Task details: Retype the whole listing below, character for character.

Records for this task:
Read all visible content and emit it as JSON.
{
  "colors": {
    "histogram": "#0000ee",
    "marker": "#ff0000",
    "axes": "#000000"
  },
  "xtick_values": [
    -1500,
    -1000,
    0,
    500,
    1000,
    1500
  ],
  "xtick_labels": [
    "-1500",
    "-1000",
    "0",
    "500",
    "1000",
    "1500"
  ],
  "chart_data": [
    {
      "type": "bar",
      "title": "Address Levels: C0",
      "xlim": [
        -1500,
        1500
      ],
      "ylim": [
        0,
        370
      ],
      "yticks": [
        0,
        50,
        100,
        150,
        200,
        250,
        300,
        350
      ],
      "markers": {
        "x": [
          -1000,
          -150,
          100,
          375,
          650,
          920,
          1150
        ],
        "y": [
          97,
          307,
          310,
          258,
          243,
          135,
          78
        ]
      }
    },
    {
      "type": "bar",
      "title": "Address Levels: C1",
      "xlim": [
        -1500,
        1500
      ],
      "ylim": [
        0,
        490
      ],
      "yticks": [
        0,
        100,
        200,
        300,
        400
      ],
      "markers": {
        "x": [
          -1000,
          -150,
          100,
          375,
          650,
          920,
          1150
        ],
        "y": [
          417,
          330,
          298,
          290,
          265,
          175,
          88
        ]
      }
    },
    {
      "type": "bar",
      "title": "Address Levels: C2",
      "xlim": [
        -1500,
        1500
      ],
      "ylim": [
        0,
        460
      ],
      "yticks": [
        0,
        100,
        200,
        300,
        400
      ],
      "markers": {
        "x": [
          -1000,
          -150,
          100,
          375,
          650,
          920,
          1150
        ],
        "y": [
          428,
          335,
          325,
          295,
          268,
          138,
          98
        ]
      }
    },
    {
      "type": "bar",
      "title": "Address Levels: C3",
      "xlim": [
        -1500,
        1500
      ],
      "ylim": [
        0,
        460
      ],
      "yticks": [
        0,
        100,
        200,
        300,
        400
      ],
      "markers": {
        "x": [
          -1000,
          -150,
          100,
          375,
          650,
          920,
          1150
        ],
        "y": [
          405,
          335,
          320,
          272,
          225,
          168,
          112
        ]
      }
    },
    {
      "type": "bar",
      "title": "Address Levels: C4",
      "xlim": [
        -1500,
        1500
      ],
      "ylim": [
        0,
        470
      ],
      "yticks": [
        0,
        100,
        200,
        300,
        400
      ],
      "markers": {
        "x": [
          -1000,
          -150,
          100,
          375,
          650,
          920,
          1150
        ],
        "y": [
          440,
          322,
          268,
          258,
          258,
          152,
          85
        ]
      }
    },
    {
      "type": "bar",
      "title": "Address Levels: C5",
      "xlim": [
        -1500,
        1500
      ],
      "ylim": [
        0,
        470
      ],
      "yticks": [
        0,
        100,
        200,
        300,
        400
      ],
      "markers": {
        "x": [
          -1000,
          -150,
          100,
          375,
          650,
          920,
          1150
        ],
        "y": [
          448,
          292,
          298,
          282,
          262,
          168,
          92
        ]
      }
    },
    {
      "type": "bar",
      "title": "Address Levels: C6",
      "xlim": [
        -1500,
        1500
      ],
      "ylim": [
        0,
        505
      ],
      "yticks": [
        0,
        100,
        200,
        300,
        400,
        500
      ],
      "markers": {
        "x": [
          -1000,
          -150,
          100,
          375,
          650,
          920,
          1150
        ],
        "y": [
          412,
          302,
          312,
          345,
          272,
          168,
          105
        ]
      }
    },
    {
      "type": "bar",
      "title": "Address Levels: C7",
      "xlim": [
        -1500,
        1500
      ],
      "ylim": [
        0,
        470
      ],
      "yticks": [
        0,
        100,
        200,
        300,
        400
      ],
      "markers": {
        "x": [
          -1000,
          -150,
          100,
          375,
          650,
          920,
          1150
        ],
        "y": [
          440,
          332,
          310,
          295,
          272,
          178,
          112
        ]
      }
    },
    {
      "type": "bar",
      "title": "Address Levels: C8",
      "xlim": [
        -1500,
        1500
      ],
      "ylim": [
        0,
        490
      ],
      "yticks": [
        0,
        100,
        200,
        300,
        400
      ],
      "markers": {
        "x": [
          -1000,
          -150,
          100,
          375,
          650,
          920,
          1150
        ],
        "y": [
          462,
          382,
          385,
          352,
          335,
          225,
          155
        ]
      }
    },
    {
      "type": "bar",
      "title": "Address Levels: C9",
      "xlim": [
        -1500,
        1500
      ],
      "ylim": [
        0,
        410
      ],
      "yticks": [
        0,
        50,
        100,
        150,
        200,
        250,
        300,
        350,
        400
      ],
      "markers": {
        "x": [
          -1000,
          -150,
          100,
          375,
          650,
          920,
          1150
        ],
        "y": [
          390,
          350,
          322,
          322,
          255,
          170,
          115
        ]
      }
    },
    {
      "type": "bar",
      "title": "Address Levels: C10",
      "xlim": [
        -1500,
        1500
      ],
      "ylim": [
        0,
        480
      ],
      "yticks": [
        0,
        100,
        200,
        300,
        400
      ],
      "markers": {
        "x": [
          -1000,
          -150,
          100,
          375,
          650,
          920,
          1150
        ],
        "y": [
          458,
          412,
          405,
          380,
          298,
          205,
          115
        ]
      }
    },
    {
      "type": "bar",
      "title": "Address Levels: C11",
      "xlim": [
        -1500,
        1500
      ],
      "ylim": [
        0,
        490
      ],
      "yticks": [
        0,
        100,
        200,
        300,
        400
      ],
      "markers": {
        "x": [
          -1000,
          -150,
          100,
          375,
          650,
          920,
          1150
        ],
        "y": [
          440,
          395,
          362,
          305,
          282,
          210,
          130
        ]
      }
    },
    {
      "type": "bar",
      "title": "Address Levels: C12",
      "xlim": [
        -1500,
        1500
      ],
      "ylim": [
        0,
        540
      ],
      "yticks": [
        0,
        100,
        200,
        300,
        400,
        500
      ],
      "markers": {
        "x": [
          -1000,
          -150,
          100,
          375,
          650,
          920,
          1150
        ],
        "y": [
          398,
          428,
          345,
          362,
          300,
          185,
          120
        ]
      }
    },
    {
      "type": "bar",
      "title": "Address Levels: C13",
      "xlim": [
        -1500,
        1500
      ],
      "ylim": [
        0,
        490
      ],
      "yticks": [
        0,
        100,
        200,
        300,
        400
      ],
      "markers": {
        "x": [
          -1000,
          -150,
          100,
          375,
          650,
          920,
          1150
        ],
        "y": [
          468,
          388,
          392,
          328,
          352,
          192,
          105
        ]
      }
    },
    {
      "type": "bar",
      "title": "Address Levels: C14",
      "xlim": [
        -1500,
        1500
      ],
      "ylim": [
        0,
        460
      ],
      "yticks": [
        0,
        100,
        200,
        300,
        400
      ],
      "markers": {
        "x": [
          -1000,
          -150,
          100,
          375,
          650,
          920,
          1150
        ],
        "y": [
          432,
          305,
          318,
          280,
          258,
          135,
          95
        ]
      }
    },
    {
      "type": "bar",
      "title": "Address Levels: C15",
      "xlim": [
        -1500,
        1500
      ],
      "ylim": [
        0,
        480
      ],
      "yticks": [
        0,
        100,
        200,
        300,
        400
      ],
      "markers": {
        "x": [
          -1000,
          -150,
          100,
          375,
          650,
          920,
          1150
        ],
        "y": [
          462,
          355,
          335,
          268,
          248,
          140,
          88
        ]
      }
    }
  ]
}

Expected answer:
Read all visible content and emit it as JSON.
{
  "colors": {
    "histogram": "#0000ee",
    "marker": "#ff0000",
    "axes": "#000000"
  },
  "xtick_values": [
    -1500,
    -1000,
    0,
    500,
    1000,
    1500
  ],
  "xtick_labels": [
    "-1500",
    "-1000",
    "0",
    "500",
    "1000",
    "1500"
  ],
  "chart_data": [
    {
      "type": "bar",
      "title": "Address Levels: C0",
      "xlim": [
        -1500,
        1500
      ],
      "ylim": [
        0,
        370
      ],
      "yticks": [
        0,
        50,
        100,
        150,
        200,
        250,
        300,
        350
      ],
      "markers": {
        "x": [
          -1000,
          -150,
          100,
          375,
          650,
          920,
          1150
        ],
        "y": [
          97,
          307,
          310,
          258,
          243,
          135,
          78
        ]
      }
    },
    {
      "type": "bar",
      "title": "Address Levels: C1",
      "xlim": [
        -1500,
        1500
      ],
      "ylim": [
        0,
        490
      ],
      "yticks": [
        0,
        100,
        200,
        300,
        400
      ],
      "markers": {
        "x": [
          -1000,
          -150,
          100,
          375,
          650,
          920,
          1150
        ],
        "y": [
          417,
          330,
          298,
          290,
          265,
          175,
          88
        ]
      }
    },
    {
      "type": "bar",
      "title": "Address Levels: C2",
      "xlim": [
        -1500,
        1500
      ],
      "ylim": [
        0,
        460
      ],
      "yticks": [
        0,
        100,
        200,
        300,
        400
      ],
      "markers": {
        "x": [
          -1000,
          -150,
          100,
          375,
          650,
          920,
          1150
        ],
        "y": [
          428,
          335,
          325,
          295,
          268,
          138,
          98
        ]
      }
    },
    {
      "type": "bar",
      "title": "Address Levels: C3",
      "xlim": [
        -1500,
        1500
      ],
      "ylim": [
        0,
        460
      ],
      "yticks": [
        0,
        100,
        200,
        300,
        400
      ],
      "markers": {
        "x": [
          -1000,
          -150,
          100,
          375,
          650,
          920,
          1150
        ],
        "y": [
          405,
          335,
          320,
          272,
          225,
          168,
          112
        ]
      }
    },
    {
      "type": "bar",
      "title": "Address Levels: C4",
      "xlim": [
        -1500,
        1500
      ],
      "ylim": [
        0,
        470
      ],
      "yticks": [
        0,
        100,
        200,
        300,
        400
      ],
      "markers": {
        "x": [
          -1000,
          -150,
          100,
          375,
          650,
          920,
          1150
        ],
        "y": [
          440,
          322,
          268,
          258,
          258,
          152,
          85
        ]
      }
    },
    {
      "type": "bar",
      "title": "Address Levels: C5",
      "xlim": [
        -1500,
        1500
      ],
      "ylim": [
        0,
        470
      ],
      "yticks": [
        0,
        100,
        200,
        300,
        400
      ],
      "markers": {
        "x": [
          -1000,
          -150,
          100,
          375,
          650,
          920,
          1150
        ],
        "y": [
          448,
          292,
          298,
          282,
          262,
          168,
          92
        ]
      }
    },
    {
      "type": "bar",
      "title": "Address Levels: C6",
      "xlim": [
        -1500,
        1500
      ],
      "ylim": [
        0,
        505
      ],
      "yticks": [
        0,
        100,
        200,
        300,
        400,
        500
      ],
      "markers": {
        "x": [
          -1000,
          -150,
          100,
          375,
          650,
          920,
          1150
        ],
        "y": [
          412,
          302,
          312,
          345,
          272,
          168,
          105
        ]
      }
    },
    {
      "type": "bar",
      "title": "Address Levels: C7",
      "xlim": [
        -1500,
        1500
      ],
      "ylim": [
        0,
        470
      ],
      "yticks": [
        0,
        100,
        200,
        300,
        400
      ],
      "markers": {
        "x": [
          -1000,
          -150,
          100,
          375,
          650,
          920,
          1150
        ],
        "y": [
          440,
          332,
          310,
          295,
          272,
          178,
          112
        ]
      }
    },
    {
      "type": "bar",
      "title": "Address Levels: C8",
      "xlim": [
        -1500,
        1500
      ],
      "ylim": [
        0,
        490
      ],
      "yticks": [
        0,
        100,
        200,
        300,
        400
      ],
      "markers": {
        "x": [
          -1000,
          -150,
          100,
          375,
          650,
          920,
          1150
        ],
        "y": [
          462,
          382,
          385,
          352,
          335,
          225,
          155
        ]
      }
    },
    {
      "type": "bar",
      "title": "Address Levels: C9",
      "xlim": [
        -1500,
        1500
      ],
      "ylim": [
        0,
        410
      ],
      "yticks": [
        0,
        50,
        100,
        150,
        200,
        250,
        300,
        350,
        400
      ],
      "markers": {
        "x": [
          -1000,
          -150,
          100,
          375,
          650,
          920,
          1150
        ],
        "y": [
          390,
          350,
          322,
          322,
          255,
          170,
          115
        ]
      }
    },
    {
      "type": "bar",
      "title": "Address Levels: C10",
      "xlim": [
        -1500,
        1500
      ],
      "ylim": [
        0,
        480
      ],
      "yticks": [
        0,
        100,
        200,
        300,
        400
      ],
      "markers": {
        "x": [
          -1000,
          -150,
          100,
          375,
          650,
          920,
          1150
        ],
        "y": [
          458,
          412,
          405,
          380,
          298,
          205,
          115
        ]
      }
    },
    {
      "type": "bar",
      "title": "Address Levels: C11",
      "xlim": [
        -1500,
        1500
      ],
      "ylim": [
        0,
        490
      ],
      "yticks": [
        0,
        100,
        200,
        300,
        400
      ],
      "markers": {
        "x": [
          -1000,
          -150,
          100,
          375,
          650,
          920,
          1150
        ],
        "y": [
          440,
          395,
          362,
          305,
          282,
          210,
          130
        ]
      }
    },
    {
      "type": "bar",
      "title": "Address Levels: C12",
      "xlim": [
        -1500,
        1500
      ],
      "ylim": [
        0,
        540
      ],
      "yticks": [
        0,
        100,
        200,
        300,
        400,
        500
      ],
      "markers": {
        "x": [
          -1000,
          -150,
          100,
          375,
          650,
          920,
          1150
        ],
        "y": [
          398,
          428,
          345,
          362,
          300,
          185,
          120
        ]
      }
    },
    {
      "type": "bar",
      "title": "Address Levels: C13",
      "xlim": [
        -1500,
        1500
      ],
      "ylim": [
        0,
        490
      ],
      "yticks": [
        0,
        100,
        200,
        300,
        400
      ],
      "markers": {
        "x": [
          -1000,
          -150,
          100,
          375,
          650,
          920,
          1150
        ],
        "y": [
          468,
          388,
          392,
          328,
          352,
          192,
          105
        ]
      }
    },
    {
      "type": "bar",
      "title": "Address Levels: C14",
      "xlim": [
        -1500,
        1500
      ],
      "ylim": [
        0,
        460
      ],
      "yticks": [
        0,
        100,
        200,
        300,
        400
      ],
      "markers": {
        "x": [
          -1000,
          -150,
          100,
          375,
          650,
          920,
          1150
        ],
        "y": [
          432,
          305,
          318,
          280,
          258,
          135,
          95
        ]
      }
    },
    {
      "type": "bar",
      "title": "Address Levels: C15",
      "xlim": [
        -1500,
        1500
      ],
      "ylim": [
        0,
        480
      ],
      "yticks": [
        0,
        100,
        200,
        300,
        400
      ],
      "markers": {
        "x": [
          -1000,
          -150,
          100,
          375,
          650,
          920,
          1150
        ],
        "y": [
          462,
          355,
          335,
          268,
          248,
          140,
          88
        ]
      }
    }
  ]
}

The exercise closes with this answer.